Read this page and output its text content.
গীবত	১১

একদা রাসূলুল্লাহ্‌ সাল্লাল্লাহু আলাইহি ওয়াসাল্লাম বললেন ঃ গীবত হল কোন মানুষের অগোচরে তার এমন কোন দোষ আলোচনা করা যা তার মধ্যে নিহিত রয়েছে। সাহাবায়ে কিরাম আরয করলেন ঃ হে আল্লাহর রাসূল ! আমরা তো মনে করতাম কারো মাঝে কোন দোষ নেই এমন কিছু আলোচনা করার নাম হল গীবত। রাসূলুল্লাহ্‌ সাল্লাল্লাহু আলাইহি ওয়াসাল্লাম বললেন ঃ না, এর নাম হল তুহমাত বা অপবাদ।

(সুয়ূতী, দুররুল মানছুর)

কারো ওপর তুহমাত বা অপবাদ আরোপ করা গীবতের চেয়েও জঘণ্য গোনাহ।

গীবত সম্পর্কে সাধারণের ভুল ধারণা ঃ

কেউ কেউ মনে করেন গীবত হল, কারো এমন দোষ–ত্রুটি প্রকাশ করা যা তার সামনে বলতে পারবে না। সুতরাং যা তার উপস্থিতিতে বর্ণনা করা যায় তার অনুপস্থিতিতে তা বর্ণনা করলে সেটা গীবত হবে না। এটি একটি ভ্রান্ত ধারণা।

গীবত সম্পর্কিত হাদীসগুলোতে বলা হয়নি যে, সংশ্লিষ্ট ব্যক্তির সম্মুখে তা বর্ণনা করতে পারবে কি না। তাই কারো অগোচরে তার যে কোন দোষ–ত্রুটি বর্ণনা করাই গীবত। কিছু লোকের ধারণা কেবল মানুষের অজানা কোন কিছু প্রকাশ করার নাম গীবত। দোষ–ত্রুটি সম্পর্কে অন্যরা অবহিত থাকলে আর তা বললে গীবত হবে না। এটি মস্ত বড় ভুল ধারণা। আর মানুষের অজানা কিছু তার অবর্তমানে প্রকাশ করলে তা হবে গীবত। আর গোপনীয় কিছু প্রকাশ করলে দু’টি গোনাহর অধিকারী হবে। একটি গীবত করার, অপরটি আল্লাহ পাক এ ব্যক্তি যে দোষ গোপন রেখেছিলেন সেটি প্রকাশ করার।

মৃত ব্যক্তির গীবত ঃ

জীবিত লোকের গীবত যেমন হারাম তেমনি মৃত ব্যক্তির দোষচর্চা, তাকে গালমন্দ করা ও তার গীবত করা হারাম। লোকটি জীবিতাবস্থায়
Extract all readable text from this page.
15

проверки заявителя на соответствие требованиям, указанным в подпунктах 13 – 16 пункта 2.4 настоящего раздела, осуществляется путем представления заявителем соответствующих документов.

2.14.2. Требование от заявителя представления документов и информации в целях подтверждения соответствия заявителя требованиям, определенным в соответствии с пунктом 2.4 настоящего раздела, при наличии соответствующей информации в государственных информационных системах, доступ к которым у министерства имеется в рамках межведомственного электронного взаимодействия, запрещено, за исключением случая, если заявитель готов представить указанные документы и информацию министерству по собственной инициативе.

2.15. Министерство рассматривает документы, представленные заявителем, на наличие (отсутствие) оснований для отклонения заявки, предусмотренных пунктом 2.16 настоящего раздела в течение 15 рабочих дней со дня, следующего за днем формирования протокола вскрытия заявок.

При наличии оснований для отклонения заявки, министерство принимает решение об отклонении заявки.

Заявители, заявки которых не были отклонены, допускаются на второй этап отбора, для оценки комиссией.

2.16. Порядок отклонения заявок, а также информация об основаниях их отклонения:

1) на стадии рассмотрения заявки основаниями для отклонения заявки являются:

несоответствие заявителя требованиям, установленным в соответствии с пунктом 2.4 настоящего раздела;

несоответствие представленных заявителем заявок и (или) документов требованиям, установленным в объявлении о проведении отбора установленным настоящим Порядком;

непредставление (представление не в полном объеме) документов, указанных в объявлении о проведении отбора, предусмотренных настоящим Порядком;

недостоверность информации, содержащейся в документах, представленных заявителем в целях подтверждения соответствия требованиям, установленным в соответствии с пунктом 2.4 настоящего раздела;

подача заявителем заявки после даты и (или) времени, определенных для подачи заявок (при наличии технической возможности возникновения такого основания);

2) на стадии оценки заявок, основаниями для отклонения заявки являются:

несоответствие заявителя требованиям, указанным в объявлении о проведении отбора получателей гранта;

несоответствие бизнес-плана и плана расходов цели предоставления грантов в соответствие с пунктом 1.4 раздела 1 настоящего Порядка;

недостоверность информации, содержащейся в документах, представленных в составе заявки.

==============================

--- DIRECTIVE ---
Transcribe all of the entries without altering anything.

--- TASK ANSWER ---
Read this page and output its text content.
গীবত	১১

একদা রাসূলুল্লাহ্‌ সাল্লাল্লাহু আলাইহি ওয়াসাল্লাম বললেন ঃ গীবত হল কোন মানুষের অগোচরে তার এমন কোন দোষ আলোচনা করা যা তার মধ্যে নিহিত রয়েছে। সাহাবায়ে কিরাম আরয করলেন ঃ হে আল্লাহর রাসূল ! আমরা তো মনে করতাম কারো মাঝে কোন দোষ নেই এমন কিছু আলোচনা করার নাম হল গীবত। রাসূলুল্লাহ্‌ সাল্লাল্লাহু আলাইহি ওয়াসাল্লাম বললেন ঃ না, এর নাম হল তুহমাত বা অপবাদ।

(সুয়ূতী, দুররুল মানছুর)

কারো ওপর তুহমাত বা অপবাদ আরোপ করা গীবতের চেয়েও জঘণ্য গোনাহ।

গীবত সম্পর্কে সাধারণের ভুল ধারণা ঃ

কেউ কেউ মনে করেন গীবত হল, কারো এমন দোষ–ত্রুটি প্রকাশ করা যা তার সামনে বলতে পারবে না। সুতরাং যা তার উপস্থিতিতে বর্ণনা করা যায় তার অনুপস্থিতিতে তা বর্ণনা করলে সেটা গীবত হবে না। এটি একটি ভ্রান্ত ধারণা।

গীবত সম্পর্কিত হাদীসগুলোতে বলা হয়নি যে, সংশ্লিষ্ট ব্যক্তির সম্মুখে তা বর্ণনা করতে পারবে কি না। তাই কারো অগোচরে তার যে কোন দোষ–ত্রুটি বর্ণনা করাই গীবত। কিছু লোকের ধারণা কেবল মানুষের অজানা কোন কিছু প্রকাশ করার নাম গীবত। দোষ–ত্রুটি সম্পর্কে অন্যরা অবহিত থাকলে আর তা বললে গীবত হবে না। এটি মস্ত বড় ভুল ধারণা। আর মানুষের অজানা কিছু তার অবর্তমানে প্রকাশ করলে তা হবে গীবত। আর গোপনীয় কিছু প্রকাশ করলে দু’টি গোনাহর অধিকারী হবে। একটি গীবত করার, অপরটি আল্লাহ পাক এ ব্যক্তি যে দোষ গোপন রেখেছিলেন সেটি প্রকাশ করার।

মৃত ব্যক্তির গীবত ঃ

জীবিত লোকের গীবত যেমন হারাম তেমনি মৃত ব্যক্তির দোষচর্চা, তাকে গালমন্দ করা ও তার গীবত করা হারাম। লোকটি জীবিতাবস্থায়
Extract all readable text from this page.
15

проверки заявителя на соответствие требованиям, указанным в подпунктах 13 – 16 пункта 2.4 настоящего раздела, осуществляется путем представления заявителем соответствующих документов.

2.14.2. Требование от заявителя представления документов и информации в целях подтверждения соответствия заявителя требованиям, определенным в соответствии с пунктом 2.4 настоящего раздела, при наличии соответствующей информации в государственных информационных системах, доступ к которым у министерства имеется в рамках межведомственного электронного взаимодействия, запрещено, за исключением случая, если заявитель готов представить указанные документы и информацию министерству по собственной инициативе.

2.15. Министерство рассматривает документы, представленные заявителем, на наличие (отсутствие) оснований для отклонения заявки, предусмотренных пунктом 2.16 настоящего раздела в течение 15 рабочих дней со дня, следующего за днем формирования протокола вскрытия заявок.

При наличии оснований для отклонения заявки, министерство принимает решение об отклонении заявки.

Заявители, заявки которых не были отклонены, допускаются на второй этап отбора, для оценки комиссией.

2.16. Порядок отклонения заявок, а также информация об основаниях их отклонения:

1) на стадии рассмотрения заявки основаниями для отклонения заявки являются:

несоответствие заявителя требованиям, установленным в соответствии с пунктом 2.4 настоящего раздела;

несоответствие представленных заявителем заявок и (или) документов требованиям, установленным в объявлении о проведении отбора установленным настоящим Порядком;

непредставление (представление не в полном объеме) документов, указанных в объявлении о проведении отбора, предусмотренных настоящим Порядком;

недостоверность информации, содержащейся в документах, представленных заявителем в целях подтверждения соответствия требованиям, установленным в соответствии с пунктом 2.4 настоящего раздела;

подача заявителем заявки после даты и (или) времени, определенных для подачи заявок (при наличии технической возможности возникновения такого основания);

2) на стадии оценки заявок, основаниями для отклонения заявки являются:

несоответствие заявителя требованиям, указанным в объявлении о проведении отбора получателей гранта;

несоответствие бизнес-плана и плана расходов цели предоставления грантов в соответствие с пунктом 1.4 раздела 1 настоящего Порядка;

недостоверность информации, содержащейся в документах, представленных в составе заявки.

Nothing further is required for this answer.